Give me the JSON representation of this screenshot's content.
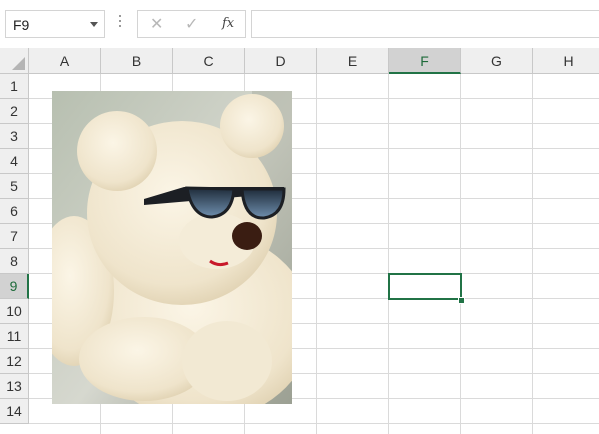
{
  "formula_bar": {
    "name_box_value": "F9",
    "cancel_icon": "✕",
    "enter_icon": "✓",
    "function_icon": "fx",
    "formula_value": ""
  },
  "sheet": {
    "columns": [
      "A",
      "B",
      "C",
      "D",
      "E",
      "F",
      "G",
      "H"
    ],
    "rows": [
      "1",
      "2",
      "3",
      "4",
      "5",
      "6",
      "7",
      "8",
      "9",
      "10",
      "11",
      "12",
      "13",
      "14"
    ],
    "active_cell": "F9",
    "accent_color": "#217346"
  },
  "picture": {
    "subject": "teddy-bear-with-sunglasses"
  }
}
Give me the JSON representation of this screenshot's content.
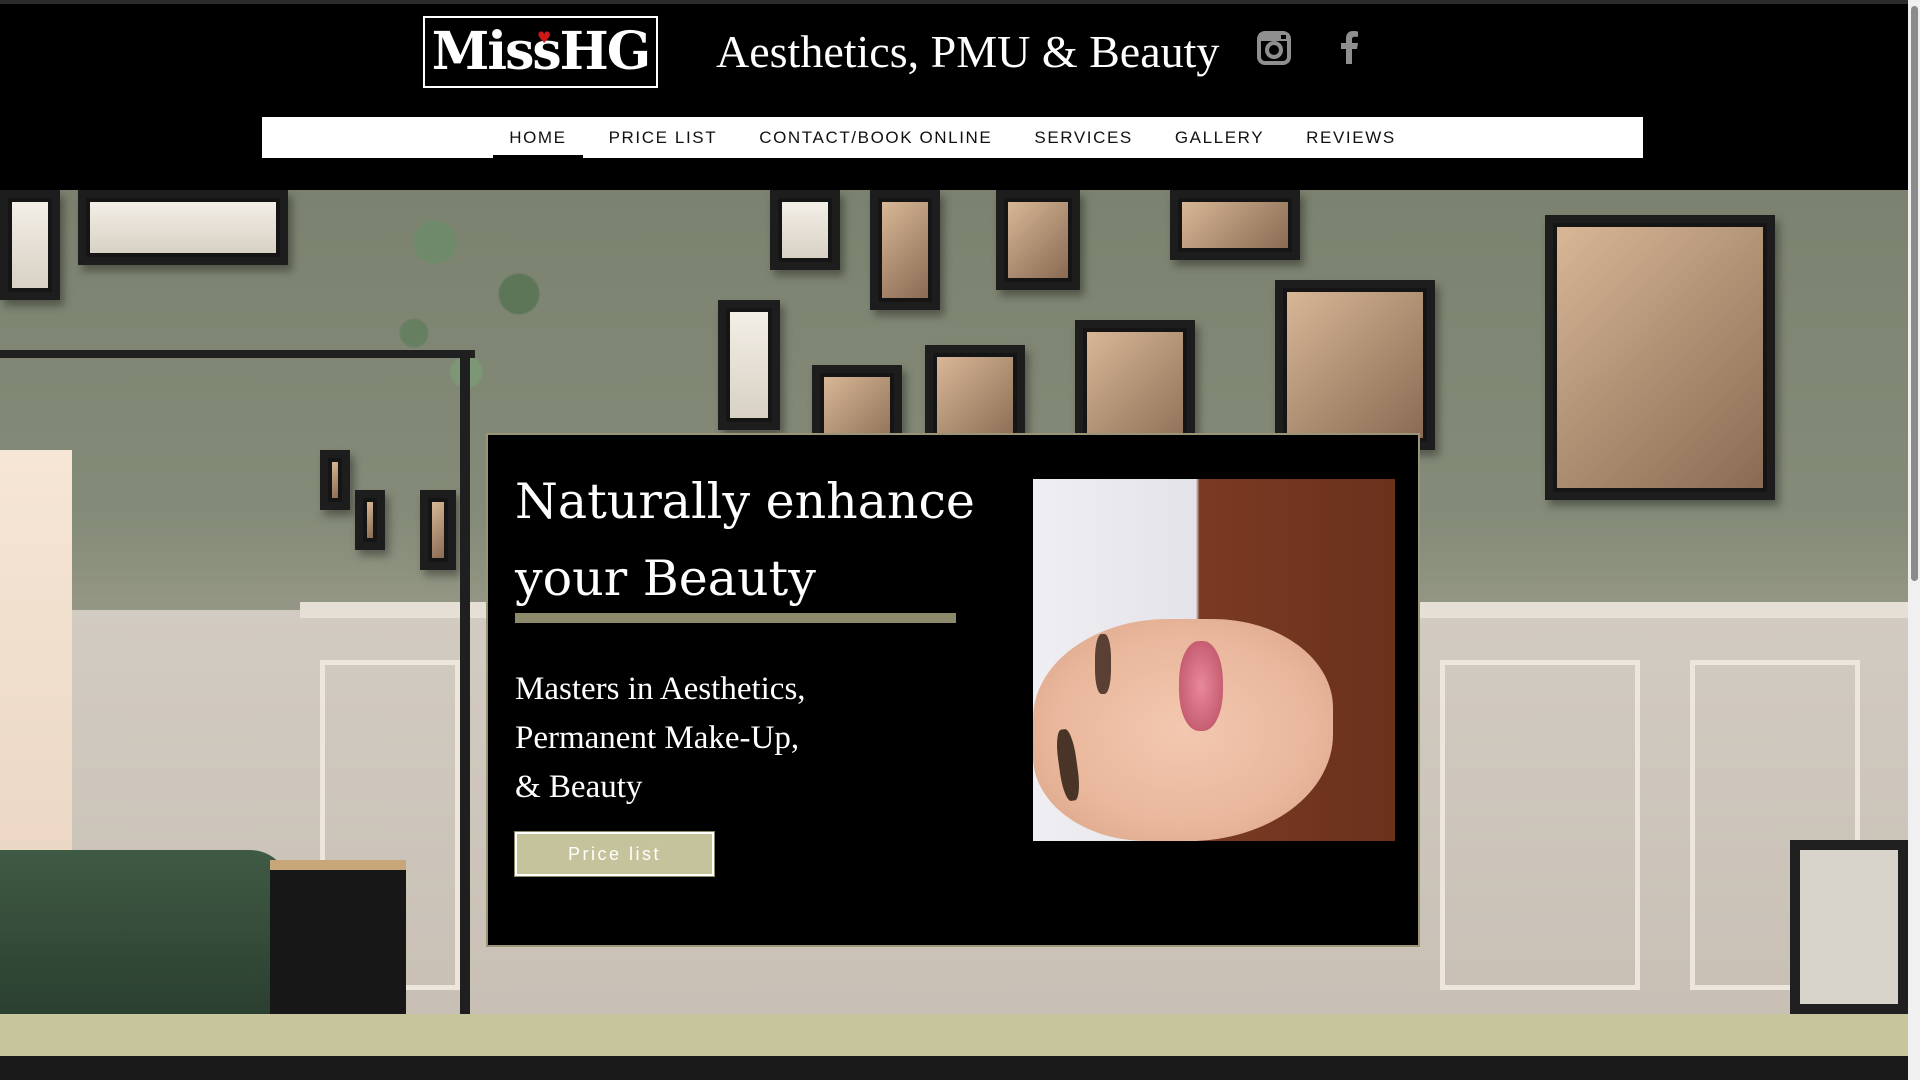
{
  "header": {
    "logo_text": "MissHG",
    "tagline": "Aesthetics, PMU & Beauty",
    "social": [
      {
        "name": "instagram-icon"
      },
      {
        "name": "facebook-icon"
      }
    ]
  },
  "nav": {
    "items": [
      {
        "label": "HOME",
        "active": true
      },
      {
        "label": "PRICE LIST",
        "active": false
      },
      {
        "label": "CONTACT/BOOK ONLINE",
        "active": false
      },
      {
        "label": "SERVICES",
        "active": false
      },
      {
        "label": "GALLERY",
        "active": false
      },
      {
        "label": "REVIEWS",
        "active": false
      }
    ]
  },
  "hero": {
    "heading": "Naturally enhance your Beauty",
    "sub_lines": [
      "Masters in Aesthetics,",
      "Permanent Make-Up,",
      "& Beauty"
    ],
    "cta_label": "Price list"
  },
  "colors": {
    "accent_olive": "#8c8a6b",
    "button_fill": "#c4c39b",
    "strip": "#c7c59c",
    "header_bg": "#000000"
  }
}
------------
## Requirement
Reproduce all entries exactly. Pictures do not belong in the copy.

## Solution to the problem
Give me the JSON representation of this screenshot's content.
{
  "formula_bar": {
    "name_box_value": "F9",
    "cancel_icon": "✕",
    "enter_icon": "✓",
    "function_icon": "fx",
    "formula_value": ""
  },
  "sheet": {
    "columns": [
      "A",
      "B",
      "C",
      "D",
      "E",
      "F",
      "G",
      "H"
    ],
    "rows": [
      "1",
      "2",
      "3",
      "4",
      "5",
      "6",
      "7",
      "8",
      "9",
      "10",
      "11",
      "12",
      "13",
      "14"
    ],
    "active_cell": "F9",
    "accent_color": "#217346"
  },
  "picture": {
    "subject": "teddy-bear-with-sunglasses"
  }
}
Give me the JSON representation of this screenshot's content.
{
  "header": {
    "logo_text": "MissHG",
    "tagline": "Aesthetics, PMU & Beauty",
    "social": [
      {
        "name": "instagram-icon"
      },
      {
        "name": "facebook-icon"
      }
    ]
  },
  "nav": {
    "items": [
      {
        "label": "HOME",
        "active": true
      },
      {
        "label": "PRICE LIST",
        "active": false
      },
      {
        "label": "CONTACT/BOOK ONLINE",
        "active": false
      },
      {
        "label": "SERVICES",
        "active": false
      },
      {
        "label": "GALLERY",
        "active": false
      },
      {
        "label": "REVIEWS",
        "active": false
      }
    ]
  },
  "hero": {
    "heading": "Naturally enhance your Beauty",
    "sub_lines": [
      "Masters in Aesthetics,",
      "Permanent Make-Up,",
      "& Beauty"
    ],
    "cta_label": "Price list"
  },
  "colors": {
    "accent_olive": "#8c8a6b",
    "button_fill": "#c4c39b",
    "strip": "#c7c59c",
    "header_bg": "#000000"
  }
}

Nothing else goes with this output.